Your objective - Check every line of the entries below for the word "CENTER", and copy the ones that have it.

Data for the task -
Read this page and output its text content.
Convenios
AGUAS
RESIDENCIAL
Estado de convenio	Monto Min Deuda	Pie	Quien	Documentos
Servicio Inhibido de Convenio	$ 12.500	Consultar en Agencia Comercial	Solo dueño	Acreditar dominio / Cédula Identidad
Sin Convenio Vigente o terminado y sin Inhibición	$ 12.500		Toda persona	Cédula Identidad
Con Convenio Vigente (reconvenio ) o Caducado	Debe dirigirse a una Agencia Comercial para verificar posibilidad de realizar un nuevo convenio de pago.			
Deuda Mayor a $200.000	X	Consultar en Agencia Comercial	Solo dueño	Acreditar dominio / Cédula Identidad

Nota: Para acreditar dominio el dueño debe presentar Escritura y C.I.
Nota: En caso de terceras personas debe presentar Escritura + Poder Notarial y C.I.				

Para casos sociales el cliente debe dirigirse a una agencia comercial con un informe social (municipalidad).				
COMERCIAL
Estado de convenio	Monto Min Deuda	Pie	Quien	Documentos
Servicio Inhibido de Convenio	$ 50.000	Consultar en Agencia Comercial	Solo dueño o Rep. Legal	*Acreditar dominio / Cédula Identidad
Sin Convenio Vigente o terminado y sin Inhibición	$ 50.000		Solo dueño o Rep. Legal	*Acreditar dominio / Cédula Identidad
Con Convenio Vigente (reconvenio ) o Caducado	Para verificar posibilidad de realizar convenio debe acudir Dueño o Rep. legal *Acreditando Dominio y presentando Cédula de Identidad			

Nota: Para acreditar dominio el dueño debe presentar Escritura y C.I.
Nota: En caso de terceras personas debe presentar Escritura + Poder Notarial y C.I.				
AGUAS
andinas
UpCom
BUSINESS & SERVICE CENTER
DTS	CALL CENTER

Result for this exercise -
BUSINESS & SERVICE CENTER
DTS	CALL CENTER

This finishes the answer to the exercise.